Pictures do not belong in the copy. Return all of the entries exactly.

> [Data shown]
· · · · ·

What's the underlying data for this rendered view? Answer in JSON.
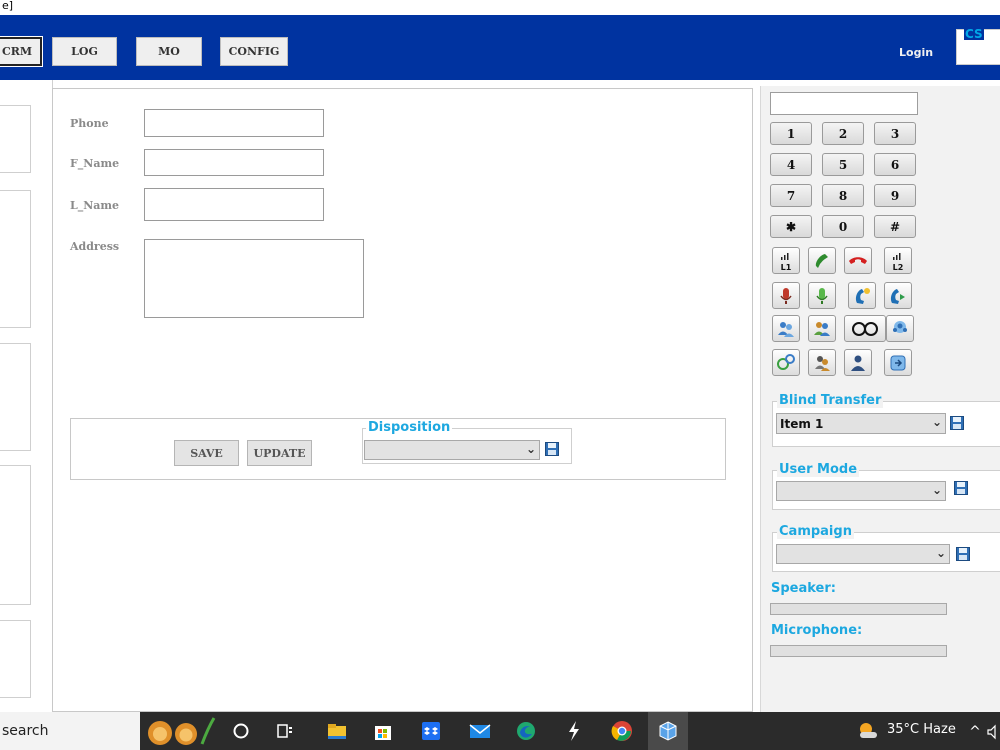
{
  "window": {
    "title_fragment": "e]"
  },
  "nav": {
    "items": [
      {
        "label": "CRM"
      },
      {
        "label": "LOG"
      },
      {
        "label": "MO"
      },
      {
        "label": "CONFIG"
      }
    ],
    "login_label": "Login",
    "cs_label": "CS"
  },
  "form": {
    "phone_label": "Phone",
    "fname_label": "F_Name",
    "lname_label": "L_Name",
    "address_label": "Address",
    "save_label": "SAVE",
    "update_label": "UPDATE",
    "disposition_legend": "Disposition",
    "disposition_value": ""
  },
  "dialer": {
    "keys": [
      "1",
      "2",
      "3",
      "4",
      "5",
      "6",
      "7",
      "8",
      "9",
      "✱",
      "0",
      "#"
    ],
    "line1_label": "L1",
    "line2_label": "L2"
  },
  "right": {
    "blind_transfer_legend": "Blind Transfer",
    "blind_transfer_value": "Item 1",
    "user_mode_legend": "User Mode",
    "user_mode_value": "",
    "campaign_legend": "Campaign",
    "campaign_value": "",
    "speaker_label": "Speaker:",
    "microphone_label": "Microphone:"
  },
  "taskbar": {
    "search_text": "search",
    "temperature": "35°C",
    "weather": "Haze"
  },
  "colors": {
    "topbar": "#0033a0",
    "accent": "#1da8e0"
  }
}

· · · · ·

> [Solution for this exercise]
What's the underlying data for this rendered view? Answer in JSON.
{
  "window": {
    "title_fragment": "e]"
  },
  "nav": {
    "items": [
      {
        "label": "CRM"
      },
      {
        "label": "LOG"
      },
      {
        "label": "MO"
      },
      {
        "label": "CONFIG"
      }
    ],
    "login_label": "Login",
    "cs_label": "CS"
  },
  "form": {
    "phone_label": "Phone",
    "fname_label": "F_Name",
    "lname_label": "L_Name",
    "address_label": "Address",
    "save_label": "SAVE",
    "update_label": "UPDATE",
    "disposition_legend": "Disposition",
    "disposition_value": ""
  },
  "dialer": {
    "keys": [
      "1",
      "2",
      "3",
      "4",
      "5",
      "6",
      "7",
      "8",
      "9",
      "✱",
      "0",
      "#"
    ],
    "line1_label": "L1",
    "line2_label": "L2"
  },
  "right": {
    "blind_transfer_legend": "Blind Transfer",
    "blind_transfer_value": "Item 1",
    "user_mode_legend": "User Mode",
    "user_mode_value": "",
    "campaign_legend": "Campaign",
    "campaign_value": "",
    "speaker_label": "Speaker:",
    "microphone_label": "Microphone:"
  },
  "taskbar": {
    "search_text": "search",
    "temperature": "35°C",
    "weather": "Haze"
  },
  "colors": {
    "topbar": "#0033a0",
    "accent": "#1da8e0"
  }
}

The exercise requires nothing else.